Find each line containing the string "Beijing". Copy it.
>> start DATA EXTRACT
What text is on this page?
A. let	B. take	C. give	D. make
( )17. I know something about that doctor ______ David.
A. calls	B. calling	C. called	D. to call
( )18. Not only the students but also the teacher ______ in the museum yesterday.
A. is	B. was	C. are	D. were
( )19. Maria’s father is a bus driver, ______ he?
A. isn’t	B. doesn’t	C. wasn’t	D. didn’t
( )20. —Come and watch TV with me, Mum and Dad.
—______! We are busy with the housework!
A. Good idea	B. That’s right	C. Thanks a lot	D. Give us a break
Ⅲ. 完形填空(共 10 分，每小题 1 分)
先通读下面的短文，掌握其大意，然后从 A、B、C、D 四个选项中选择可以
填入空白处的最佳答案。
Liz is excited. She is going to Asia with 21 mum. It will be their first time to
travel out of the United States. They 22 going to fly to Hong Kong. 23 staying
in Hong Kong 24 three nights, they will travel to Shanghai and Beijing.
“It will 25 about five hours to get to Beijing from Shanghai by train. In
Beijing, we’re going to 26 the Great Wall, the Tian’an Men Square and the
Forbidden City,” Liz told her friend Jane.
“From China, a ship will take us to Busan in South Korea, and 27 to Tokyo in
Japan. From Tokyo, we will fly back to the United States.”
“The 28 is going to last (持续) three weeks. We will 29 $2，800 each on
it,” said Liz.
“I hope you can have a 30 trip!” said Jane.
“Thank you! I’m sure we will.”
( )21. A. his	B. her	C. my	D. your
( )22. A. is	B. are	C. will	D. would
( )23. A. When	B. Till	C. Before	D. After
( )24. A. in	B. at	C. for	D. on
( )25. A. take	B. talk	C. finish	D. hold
>> end DATA EXTRACT
EXERCISE RESULT
in Hong Kong 24 three nights, they will travel to Shanghai and Beijing.
“It will 25 about five hours to get to Beijing from Shanghai by train. In
Beijing, we’re going to 26 the Great Wall, the Tian’an Men Square and the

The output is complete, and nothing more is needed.